## REQUIRED WORK
Copy out each line of the material in which the word "передбачені" appears.

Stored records
++++++++++

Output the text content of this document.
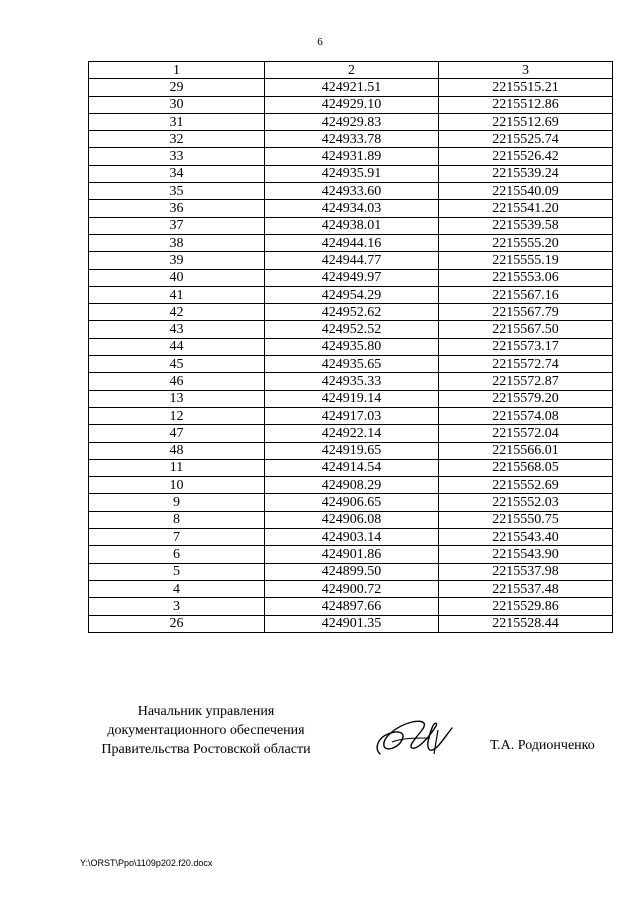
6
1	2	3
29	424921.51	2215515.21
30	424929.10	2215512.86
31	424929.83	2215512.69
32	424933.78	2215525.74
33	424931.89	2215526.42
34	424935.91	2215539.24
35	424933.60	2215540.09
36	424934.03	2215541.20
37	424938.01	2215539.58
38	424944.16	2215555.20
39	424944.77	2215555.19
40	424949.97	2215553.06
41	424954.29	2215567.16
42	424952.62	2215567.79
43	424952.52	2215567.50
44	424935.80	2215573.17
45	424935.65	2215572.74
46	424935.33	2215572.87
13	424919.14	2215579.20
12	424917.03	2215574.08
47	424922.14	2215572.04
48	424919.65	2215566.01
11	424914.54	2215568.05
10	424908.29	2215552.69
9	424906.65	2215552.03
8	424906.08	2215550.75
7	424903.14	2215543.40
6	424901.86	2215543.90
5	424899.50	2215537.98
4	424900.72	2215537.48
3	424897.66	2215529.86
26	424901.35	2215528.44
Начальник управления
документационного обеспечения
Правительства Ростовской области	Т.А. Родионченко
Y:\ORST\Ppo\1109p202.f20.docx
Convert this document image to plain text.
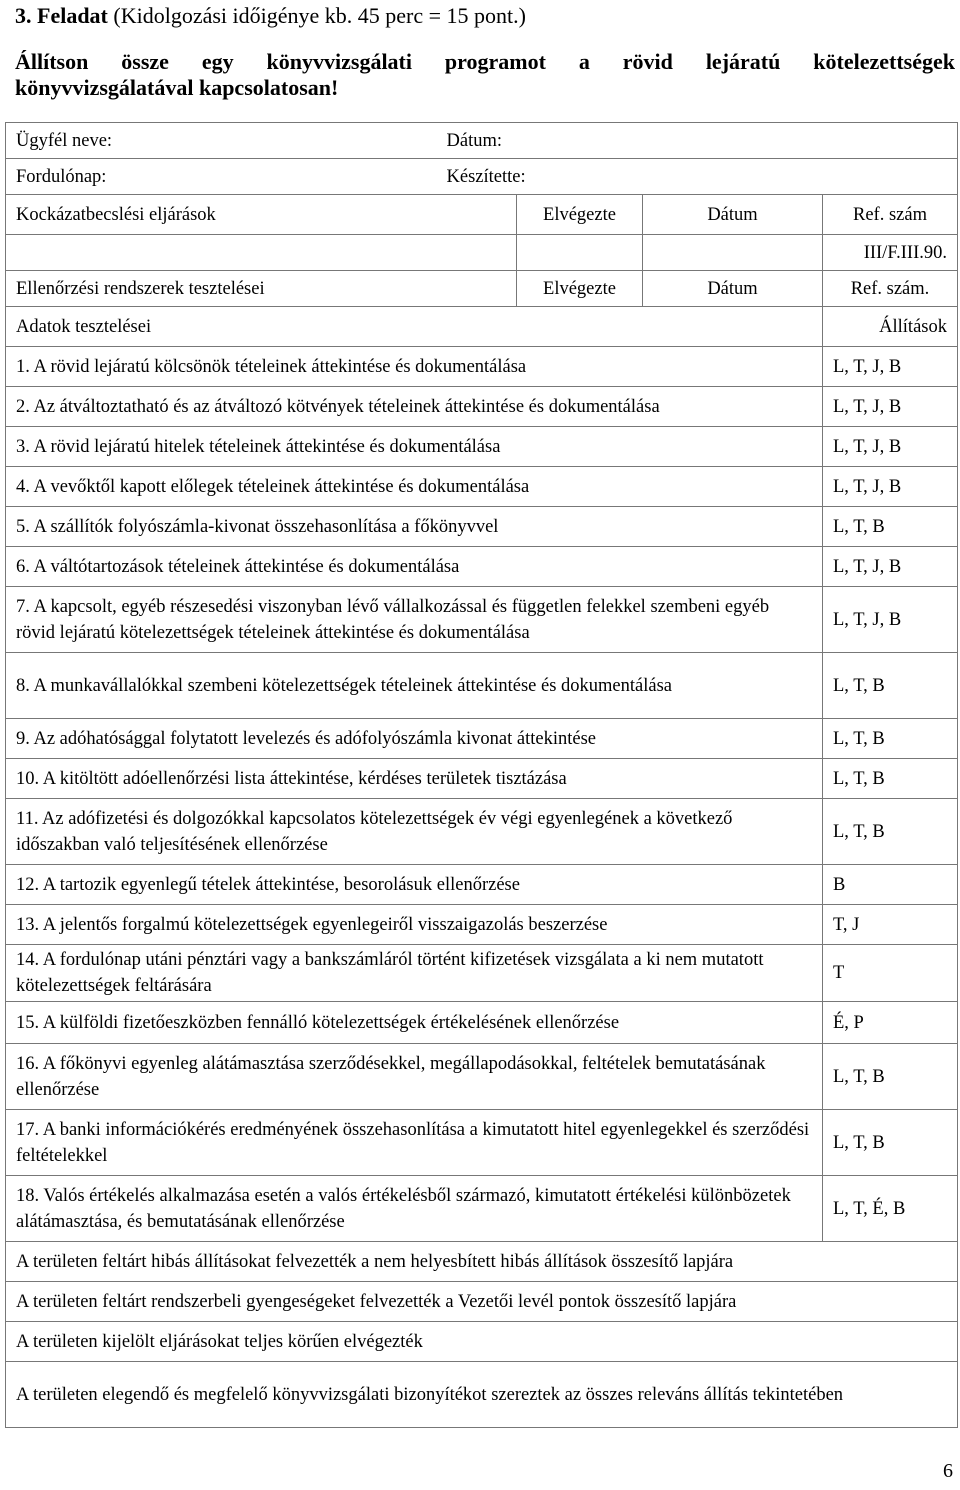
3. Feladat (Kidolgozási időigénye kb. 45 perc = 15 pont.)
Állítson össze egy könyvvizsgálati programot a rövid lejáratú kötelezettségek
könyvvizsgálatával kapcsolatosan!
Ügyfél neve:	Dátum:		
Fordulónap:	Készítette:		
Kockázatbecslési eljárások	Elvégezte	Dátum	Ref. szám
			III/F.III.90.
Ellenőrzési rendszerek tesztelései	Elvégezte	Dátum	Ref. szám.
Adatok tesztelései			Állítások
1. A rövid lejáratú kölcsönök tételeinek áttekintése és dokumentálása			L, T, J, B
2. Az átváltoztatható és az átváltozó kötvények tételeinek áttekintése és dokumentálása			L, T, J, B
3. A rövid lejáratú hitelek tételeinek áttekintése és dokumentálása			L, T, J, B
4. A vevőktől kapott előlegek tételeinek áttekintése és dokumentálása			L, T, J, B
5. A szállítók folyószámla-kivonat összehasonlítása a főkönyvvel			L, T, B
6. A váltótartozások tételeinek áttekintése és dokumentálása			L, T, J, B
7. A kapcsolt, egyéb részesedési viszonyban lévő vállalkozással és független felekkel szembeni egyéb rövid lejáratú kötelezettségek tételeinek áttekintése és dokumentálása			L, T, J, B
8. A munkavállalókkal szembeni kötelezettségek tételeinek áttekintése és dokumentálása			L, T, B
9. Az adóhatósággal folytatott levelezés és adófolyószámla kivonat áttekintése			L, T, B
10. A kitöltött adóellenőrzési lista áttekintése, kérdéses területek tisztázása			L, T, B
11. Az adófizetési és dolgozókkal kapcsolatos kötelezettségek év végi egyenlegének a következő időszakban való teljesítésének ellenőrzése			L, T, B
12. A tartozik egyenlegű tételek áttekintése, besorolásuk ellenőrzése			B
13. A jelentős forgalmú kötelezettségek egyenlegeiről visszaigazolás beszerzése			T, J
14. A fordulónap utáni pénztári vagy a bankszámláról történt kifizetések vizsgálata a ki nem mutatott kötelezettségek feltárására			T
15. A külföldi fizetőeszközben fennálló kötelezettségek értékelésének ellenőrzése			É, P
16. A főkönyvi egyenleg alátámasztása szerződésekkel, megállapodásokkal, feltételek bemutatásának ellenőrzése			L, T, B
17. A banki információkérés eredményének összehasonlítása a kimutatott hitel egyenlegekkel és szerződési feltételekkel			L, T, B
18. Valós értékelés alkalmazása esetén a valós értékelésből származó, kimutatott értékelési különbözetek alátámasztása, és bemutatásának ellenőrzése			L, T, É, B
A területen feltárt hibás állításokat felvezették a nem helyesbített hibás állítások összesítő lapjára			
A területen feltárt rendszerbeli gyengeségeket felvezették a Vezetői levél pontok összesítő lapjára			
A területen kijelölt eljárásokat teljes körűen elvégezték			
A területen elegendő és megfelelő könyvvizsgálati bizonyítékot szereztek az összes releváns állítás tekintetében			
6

++++++++++

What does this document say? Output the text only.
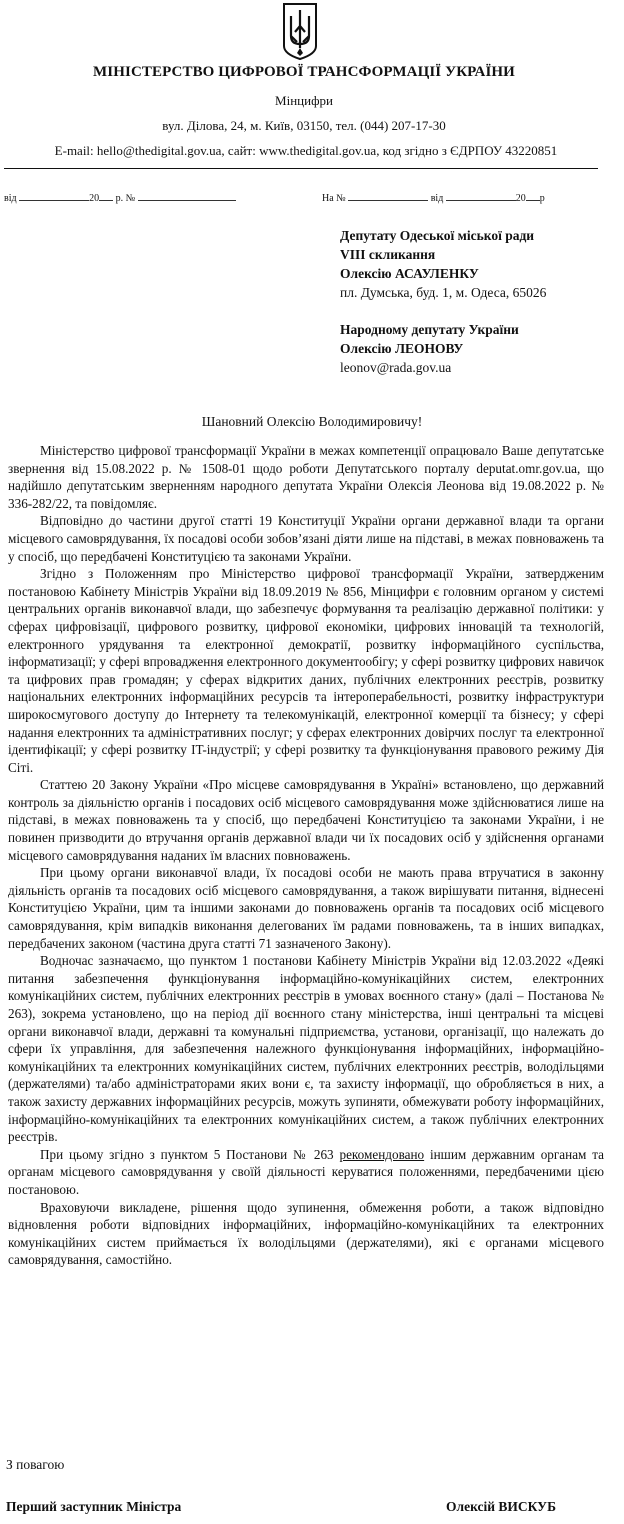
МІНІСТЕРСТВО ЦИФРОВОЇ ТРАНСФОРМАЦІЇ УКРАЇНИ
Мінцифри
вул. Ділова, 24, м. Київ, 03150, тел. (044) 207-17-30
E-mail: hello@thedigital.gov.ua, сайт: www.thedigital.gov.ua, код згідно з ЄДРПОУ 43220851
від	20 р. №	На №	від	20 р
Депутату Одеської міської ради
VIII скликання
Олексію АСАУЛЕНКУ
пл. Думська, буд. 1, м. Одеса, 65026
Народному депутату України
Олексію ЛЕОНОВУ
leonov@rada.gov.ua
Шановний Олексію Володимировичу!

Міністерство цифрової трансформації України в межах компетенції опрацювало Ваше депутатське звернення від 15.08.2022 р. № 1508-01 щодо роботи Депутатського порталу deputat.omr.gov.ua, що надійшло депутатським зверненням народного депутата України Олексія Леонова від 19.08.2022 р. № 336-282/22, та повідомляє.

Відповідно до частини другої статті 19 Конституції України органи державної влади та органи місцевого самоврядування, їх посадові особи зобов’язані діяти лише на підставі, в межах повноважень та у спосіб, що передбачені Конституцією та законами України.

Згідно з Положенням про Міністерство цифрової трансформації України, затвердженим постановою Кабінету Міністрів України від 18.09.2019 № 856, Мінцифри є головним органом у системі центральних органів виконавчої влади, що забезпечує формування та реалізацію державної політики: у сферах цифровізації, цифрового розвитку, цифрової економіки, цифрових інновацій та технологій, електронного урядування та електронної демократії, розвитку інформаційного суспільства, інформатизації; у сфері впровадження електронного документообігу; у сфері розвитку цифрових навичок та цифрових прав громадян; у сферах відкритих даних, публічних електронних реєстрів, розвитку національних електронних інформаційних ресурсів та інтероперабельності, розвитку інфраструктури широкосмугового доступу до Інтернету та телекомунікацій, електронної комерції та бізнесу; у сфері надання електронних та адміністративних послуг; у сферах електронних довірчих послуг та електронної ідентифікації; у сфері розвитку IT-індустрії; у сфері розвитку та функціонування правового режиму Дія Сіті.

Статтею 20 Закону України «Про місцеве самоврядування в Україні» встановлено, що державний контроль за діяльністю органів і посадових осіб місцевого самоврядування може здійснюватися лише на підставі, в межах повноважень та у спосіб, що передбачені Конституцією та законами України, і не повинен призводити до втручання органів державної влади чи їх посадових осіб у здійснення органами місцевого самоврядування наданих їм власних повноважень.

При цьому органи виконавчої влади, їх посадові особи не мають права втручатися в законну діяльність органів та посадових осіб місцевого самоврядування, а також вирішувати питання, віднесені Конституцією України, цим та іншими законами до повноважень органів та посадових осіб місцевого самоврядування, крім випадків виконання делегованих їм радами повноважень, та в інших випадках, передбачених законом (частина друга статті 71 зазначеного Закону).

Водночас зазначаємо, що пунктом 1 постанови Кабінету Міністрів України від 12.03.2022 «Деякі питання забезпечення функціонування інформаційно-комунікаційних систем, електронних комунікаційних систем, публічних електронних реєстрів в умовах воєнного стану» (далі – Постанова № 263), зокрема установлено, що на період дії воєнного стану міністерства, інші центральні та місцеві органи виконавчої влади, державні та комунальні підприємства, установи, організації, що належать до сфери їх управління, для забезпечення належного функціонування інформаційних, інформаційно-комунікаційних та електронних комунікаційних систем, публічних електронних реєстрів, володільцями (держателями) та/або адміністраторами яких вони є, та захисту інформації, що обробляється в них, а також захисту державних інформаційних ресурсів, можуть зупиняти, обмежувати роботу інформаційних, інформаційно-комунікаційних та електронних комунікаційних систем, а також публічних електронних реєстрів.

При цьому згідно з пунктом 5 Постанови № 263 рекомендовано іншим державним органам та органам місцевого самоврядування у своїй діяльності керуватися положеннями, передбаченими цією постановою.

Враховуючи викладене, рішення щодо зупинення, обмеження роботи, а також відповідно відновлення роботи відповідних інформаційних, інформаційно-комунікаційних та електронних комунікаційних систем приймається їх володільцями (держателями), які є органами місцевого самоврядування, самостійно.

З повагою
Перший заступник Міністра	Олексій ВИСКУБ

++++++++++

## EXERCISE RESPONSE
Відповідно до частини другої статті 19 Конституції України органи державної влади та органи місцевого самоврядування, їх посадові особи зобов’язані діяти лише на підставі, в межах повноважень та у спосіб, що передбачені Конституцією та законами України.
Статтею 20 Закону України «Про місцеве самоврядування в Україні» встановлено, що державний контроль за діяльністю органів і посадових осіб місцевого самоврядування може здійснюватися лише на підставі, в межах повноважень та у спосіб, що передбачені Конституцією та законами України, і не повинен призводити до втручання органів державної влади чи їх посадових осіб у здійснення органами місцевого самоврядування наданих їм власних повноважень.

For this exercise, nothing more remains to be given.